— START OF Listed records —

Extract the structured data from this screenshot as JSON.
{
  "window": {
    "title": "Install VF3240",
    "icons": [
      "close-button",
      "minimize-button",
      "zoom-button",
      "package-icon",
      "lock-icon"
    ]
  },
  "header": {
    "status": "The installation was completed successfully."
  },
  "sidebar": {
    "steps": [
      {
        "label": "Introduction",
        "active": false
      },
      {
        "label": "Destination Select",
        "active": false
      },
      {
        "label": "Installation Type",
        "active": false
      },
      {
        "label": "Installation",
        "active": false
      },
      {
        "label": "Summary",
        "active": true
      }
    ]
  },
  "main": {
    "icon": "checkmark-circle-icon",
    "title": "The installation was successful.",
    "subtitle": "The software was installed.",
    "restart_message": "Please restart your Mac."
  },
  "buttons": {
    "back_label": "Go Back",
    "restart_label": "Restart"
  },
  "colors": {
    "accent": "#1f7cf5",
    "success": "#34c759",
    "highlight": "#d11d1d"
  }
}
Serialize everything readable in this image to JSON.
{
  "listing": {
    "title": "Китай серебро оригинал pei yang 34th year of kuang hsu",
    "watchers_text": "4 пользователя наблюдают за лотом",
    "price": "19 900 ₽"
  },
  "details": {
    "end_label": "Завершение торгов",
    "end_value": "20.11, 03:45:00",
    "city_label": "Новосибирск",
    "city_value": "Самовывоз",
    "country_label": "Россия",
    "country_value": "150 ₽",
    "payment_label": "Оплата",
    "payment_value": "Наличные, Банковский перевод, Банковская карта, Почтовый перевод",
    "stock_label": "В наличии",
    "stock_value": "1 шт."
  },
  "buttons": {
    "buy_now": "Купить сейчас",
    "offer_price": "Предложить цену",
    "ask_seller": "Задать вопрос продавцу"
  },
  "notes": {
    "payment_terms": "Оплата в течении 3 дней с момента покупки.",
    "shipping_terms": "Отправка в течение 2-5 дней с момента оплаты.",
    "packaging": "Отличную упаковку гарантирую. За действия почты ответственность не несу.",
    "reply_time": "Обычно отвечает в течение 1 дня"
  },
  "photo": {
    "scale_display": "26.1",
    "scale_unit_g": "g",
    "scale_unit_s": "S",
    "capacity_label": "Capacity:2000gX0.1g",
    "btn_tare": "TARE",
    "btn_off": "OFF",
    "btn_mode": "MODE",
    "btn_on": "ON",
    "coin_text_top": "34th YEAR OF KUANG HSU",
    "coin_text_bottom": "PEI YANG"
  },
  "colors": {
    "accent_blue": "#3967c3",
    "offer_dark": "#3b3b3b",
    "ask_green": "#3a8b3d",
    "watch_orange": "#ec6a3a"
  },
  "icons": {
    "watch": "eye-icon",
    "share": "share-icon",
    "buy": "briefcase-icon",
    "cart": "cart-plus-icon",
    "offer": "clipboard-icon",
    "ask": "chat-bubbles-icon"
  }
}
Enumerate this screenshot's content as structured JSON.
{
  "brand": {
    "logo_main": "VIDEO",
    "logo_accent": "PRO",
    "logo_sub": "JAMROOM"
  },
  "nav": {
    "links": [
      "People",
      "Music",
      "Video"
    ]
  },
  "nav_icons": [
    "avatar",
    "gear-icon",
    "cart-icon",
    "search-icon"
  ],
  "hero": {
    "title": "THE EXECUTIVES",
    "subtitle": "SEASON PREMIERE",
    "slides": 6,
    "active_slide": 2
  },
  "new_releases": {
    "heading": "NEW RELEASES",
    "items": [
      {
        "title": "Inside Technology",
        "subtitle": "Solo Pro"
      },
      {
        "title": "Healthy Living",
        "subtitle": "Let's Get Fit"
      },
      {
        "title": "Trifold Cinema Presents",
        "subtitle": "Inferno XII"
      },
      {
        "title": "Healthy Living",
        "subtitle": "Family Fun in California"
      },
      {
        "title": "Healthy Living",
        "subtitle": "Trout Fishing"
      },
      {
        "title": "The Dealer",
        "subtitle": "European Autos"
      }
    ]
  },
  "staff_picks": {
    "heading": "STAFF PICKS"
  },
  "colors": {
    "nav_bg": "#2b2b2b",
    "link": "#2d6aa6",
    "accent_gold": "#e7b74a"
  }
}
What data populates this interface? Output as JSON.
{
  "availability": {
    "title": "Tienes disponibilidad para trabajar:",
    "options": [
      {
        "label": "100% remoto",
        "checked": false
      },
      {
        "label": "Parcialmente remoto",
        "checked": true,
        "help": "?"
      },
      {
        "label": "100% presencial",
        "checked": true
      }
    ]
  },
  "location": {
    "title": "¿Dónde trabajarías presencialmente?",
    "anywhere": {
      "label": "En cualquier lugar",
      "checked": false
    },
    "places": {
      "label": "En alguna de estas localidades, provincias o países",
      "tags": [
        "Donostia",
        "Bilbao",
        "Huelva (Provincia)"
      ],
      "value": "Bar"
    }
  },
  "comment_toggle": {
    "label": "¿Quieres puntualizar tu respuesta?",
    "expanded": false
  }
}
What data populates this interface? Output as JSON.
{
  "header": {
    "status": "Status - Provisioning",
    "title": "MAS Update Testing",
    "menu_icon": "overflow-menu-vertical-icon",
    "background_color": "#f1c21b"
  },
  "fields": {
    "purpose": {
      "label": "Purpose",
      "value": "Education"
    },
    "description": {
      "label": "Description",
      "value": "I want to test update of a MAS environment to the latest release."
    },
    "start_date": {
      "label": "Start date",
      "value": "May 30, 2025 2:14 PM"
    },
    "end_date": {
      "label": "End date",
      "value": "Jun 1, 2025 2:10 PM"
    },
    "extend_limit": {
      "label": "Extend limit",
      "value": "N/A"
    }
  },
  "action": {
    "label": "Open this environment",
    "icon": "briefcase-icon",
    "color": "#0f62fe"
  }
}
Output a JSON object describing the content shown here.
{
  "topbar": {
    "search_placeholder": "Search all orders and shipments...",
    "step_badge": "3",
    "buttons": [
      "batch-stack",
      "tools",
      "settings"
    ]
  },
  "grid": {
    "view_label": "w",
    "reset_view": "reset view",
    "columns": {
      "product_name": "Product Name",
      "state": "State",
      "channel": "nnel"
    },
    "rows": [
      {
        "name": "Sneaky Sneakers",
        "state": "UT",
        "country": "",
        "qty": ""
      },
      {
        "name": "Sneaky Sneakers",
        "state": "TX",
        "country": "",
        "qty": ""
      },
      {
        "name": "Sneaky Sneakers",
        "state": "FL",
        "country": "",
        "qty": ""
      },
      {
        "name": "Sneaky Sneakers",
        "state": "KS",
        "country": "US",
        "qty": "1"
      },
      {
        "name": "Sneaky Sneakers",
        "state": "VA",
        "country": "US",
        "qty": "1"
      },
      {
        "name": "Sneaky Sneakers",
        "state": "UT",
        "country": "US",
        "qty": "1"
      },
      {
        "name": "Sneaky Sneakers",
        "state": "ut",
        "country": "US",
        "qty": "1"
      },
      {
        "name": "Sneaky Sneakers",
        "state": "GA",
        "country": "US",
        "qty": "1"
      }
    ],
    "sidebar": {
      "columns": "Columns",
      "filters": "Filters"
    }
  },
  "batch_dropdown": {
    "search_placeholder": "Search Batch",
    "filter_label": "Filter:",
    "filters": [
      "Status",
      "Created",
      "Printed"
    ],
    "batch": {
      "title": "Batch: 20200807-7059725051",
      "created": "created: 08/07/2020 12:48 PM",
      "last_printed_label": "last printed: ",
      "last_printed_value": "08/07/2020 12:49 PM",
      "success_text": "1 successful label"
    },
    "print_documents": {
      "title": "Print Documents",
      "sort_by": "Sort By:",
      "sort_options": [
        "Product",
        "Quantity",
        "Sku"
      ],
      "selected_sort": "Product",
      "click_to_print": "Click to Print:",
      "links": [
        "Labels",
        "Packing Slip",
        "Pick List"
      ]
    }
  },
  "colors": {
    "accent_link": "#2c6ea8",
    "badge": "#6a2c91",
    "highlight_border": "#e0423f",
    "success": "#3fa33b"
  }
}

— END OF Listed records —

__Aim of the task__.
Select from the material above each line in which the string "момента" appears, and list those lines.

__Exercise output__.
    "payment_terms": "Оплата в течении 3 дней с момента покупки.",
    "shipping_terms": "Отправка в течение 2-5 дней с момента оплаты.",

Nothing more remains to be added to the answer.